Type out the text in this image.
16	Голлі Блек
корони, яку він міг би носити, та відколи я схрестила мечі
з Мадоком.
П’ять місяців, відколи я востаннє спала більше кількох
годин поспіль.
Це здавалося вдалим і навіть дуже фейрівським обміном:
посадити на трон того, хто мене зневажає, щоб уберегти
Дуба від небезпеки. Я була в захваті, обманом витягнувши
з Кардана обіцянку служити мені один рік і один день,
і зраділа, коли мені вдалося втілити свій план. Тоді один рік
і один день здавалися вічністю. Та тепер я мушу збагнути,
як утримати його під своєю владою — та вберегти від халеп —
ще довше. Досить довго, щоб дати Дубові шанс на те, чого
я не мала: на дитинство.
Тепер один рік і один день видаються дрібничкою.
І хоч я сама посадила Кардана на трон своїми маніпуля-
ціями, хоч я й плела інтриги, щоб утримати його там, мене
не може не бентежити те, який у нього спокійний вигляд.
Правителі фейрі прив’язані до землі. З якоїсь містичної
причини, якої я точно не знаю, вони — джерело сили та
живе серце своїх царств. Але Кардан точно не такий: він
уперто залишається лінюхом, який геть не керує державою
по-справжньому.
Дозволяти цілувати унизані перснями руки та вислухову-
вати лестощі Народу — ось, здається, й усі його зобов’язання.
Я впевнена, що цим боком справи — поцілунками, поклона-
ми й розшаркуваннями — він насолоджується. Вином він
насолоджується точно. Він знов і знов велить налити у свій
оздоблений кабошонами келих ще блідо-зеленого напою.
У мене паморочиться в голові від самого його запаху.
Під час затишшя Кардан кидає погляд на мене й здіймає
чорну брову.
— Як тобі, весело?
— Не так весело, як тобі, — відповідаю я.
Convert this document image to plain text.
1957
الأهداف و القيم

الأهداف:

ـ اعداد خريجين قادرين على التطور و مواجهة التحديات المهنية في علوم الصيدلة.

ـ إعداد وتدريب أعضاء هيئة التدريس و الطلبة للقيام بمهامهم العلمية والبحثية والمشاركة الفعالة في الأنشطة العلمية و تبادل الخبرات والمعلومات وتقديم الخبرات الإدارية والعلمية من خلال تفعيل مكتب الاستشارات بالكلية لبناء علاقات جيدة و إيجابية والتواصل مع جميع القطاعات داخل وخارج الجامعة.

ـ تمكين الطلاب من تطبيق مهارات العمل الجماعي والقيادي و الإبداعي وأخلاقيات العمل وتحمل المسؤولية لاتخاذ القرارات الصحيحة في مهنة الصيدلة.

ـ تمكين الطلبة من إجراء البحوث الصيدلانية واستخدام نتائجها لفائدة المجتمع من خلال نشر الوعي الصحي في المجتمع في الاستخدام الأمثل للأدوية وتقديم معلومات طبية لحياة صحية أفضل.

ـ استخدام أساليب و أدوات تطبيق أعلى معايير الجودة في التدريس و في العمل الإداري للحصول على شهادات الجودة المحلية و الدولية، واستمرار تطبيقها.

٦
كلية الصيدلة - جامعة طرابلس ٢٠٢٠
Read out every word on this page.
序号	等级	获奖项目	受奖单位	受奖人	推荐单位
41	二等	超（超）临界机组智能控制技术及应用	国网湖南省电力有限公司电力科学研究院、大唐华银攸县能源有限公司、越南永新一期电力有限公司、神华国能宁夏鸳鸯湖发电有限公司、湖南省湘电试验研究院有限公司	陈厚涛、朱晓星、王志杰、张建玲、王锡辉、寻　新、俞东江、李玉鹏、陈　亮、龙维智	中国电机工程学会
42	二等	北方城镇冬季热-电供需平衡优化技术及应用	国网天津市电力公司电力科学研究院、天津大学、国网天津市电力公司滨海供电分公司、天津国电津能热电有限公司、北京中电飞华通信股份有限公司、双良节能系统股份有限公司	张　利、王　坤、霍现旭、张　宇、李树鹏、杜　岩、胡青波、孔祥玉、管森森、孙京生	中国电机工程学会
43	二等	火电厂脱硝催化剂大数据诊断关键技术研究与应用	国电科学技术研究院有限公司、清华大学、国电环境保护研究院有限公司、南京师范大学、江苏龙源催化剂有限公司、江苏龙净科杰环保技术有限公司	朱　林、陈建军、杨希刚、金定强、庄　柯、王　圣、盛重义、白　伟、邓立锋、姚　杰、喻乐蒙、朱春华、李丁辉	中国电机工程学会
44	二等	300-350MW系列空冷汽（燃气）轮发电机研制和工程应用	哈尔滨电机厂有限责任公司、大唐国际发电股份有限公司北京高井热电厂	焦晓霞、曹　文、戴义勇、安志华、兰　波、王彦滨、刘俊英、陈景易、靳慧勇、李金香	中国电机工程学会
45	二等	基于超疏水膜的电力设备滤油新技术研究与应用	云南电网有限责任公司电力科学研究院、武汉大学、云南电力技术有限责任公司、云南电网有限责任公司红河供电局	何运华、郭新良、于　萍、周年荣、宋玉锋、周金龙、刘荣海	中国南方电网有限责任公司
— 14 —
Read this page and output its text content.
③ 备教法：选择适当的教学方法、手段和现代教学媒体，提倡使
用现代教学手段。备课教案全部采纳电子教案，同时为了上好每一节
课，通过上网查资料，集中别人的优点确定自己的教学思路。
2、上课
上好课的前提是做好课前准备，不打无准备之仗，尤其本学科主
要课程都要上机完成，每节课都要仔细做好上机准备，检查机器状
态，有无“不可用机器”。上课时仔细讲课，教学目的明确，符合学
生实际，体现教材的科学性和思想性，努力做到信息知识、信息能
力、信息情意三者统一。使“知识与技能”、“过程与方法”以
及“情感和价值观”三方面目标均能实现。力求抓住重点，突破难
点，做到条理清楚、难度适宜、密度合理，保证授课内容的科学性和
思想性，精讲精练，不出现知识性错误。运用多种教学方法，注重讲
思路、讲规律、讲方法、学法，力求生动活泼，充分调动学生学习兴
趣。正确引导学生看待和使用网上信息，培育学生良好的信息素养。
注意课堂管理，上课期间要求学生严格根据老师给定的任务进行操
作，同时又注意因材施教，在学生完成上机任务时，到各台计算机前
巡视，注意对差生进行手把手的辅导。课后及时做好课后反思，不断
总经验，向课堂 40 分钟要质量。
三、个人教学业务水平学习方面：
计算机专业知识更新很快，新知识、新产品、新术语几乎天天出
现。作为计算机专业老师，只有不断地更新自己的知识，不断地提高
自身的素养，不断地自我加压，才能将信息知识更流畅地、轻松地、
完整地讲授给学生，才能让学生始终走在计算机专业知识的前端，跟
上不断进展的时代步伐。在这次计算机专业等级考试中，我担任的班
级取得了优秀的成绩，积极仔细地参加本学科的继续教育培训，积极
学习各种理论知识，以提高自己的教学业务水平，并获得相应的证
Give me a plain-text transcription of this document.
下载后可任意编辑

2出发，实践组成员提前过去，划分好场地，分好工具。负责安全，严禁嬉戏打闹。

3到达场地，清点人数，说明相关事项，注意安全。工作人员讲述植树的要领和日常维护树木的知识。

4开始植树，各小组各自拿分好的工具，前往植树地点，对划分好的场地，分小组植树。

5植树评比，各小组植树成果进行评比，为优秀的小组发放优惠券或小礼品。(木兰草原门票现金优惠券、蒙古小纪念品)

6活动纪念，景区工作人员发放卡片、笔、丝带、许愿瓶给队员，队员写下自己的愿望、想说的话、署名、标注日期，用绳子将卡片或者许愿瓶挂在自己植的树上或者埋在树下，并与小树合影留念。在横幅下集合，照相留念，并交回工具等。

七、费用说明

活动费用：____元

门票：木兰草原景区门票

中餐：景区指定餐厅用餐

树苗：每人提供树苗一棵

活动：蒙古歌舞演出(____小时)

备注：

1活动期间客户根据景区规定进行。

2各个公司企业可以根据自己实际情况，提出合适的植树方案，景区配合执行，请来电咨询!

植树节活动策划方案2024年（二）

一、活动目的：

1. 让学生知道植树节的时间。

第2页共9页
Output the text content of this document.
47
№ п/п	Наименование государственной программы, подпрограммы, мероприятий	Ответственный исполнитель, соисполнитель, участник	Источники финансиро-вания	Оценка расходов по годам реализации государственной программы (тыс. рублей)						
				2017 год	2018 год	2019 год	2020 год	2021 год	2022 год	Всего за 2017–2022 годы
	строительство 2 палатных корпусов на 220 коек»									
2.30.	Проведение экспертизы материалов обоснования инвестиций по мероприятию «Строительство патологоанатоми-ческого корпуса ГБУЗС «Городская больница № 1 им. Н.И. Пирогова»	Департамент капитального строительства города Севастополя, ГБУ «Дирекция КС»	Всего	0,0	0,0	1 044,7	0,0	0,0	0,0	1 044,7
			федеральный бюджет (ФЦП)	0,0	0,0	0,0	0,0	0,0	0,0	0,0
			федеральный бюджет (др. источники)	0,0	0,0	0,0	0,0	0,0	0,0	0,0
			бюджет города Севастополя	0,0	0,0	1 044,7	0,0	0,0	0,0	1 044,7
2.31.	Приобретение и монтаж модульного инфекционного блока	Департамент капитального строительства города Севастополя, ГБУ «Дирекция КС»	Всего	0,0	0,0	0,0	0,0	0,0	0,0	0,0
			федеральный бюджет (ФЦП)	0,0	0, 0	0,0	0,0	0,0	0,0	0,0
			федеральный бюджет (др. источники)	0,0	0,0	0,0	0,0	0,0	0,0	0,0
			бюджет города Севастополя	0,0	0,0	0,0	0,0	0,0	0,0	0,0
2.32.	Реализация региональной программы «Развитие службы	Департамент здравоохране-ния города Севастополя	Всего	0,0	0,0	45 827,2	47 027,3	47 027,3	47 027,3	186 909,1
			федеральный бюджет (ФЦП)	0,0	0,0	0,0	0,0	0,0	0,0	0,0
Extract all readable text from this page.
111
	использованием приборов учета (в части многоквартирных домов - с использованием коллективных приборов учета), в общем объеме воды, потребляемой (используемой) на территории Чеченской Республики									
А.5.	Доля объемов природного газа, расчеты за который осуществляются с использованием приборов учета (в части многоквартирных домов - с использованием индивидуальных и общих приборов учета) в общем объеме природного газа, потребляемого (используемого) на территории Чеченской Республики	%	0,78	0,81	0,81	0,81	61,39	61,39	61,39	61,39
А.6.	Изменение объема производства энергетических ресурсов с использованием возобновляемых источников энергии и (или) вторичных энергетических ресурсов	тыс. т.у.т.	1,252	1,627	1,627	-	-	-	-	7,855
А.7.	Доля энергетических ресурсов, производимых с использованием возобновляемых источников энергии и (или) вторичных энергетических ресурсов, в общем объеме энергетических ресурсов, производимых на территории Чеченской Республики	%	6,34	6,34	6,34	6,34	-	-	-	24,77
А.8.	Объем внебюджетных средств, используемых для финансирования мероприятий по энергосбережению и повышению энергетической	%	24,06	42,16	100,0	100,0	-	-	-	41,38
################
Problem:
Return every line from the one holding "Extract all readable text from this page." through the end of the data, exactly as it appears, with both ends kept and nothing else.

Solution below:
Extract all readable text from this page.
111
	использованием приборов учета (в части многоквартирных домов - с использованием коллективных приборов учета), в общем объеме воды, потребляемой (используемой) на территории Чеченской Республики									
А.5.	Доля объемов природного газа, расчеты за который осуществляются с использованием приборов учета (в части многоквартирных домов - с использованием индивидуальных и общих приборов учета) в общем объеме природного газа, потребляемого (используемого) на территории Чеченской Республики	%	0,78	0,81	0,81	0,81	61,39	61,39	61,39	61,39
А.6.	Изменение объема производства энергетических ресурсов с использованием возобновляемых источников энергии и (или) вторичных энергетических ресурсов	тыс. т.у.т.	1,252	1,627	1,627	-	-	-	-	7,855
А.7.	Доля энергетических ресурсов, производимых с использованием возобновляемых источников энергии и (или) вторичных энергетических ресурсов, в общем объеме энергетических ресурсов, производимых на территории Чеченской Республики	%	6,34	6,34	6,34	6,34	-	-	-	24,77
А.8.	Объем внебюджетных средств, используемых для финансирования мероприятий по энергосбережению и повышению энергетической	%	24,06	42,16	100,0	100,0	-	-	-	41,38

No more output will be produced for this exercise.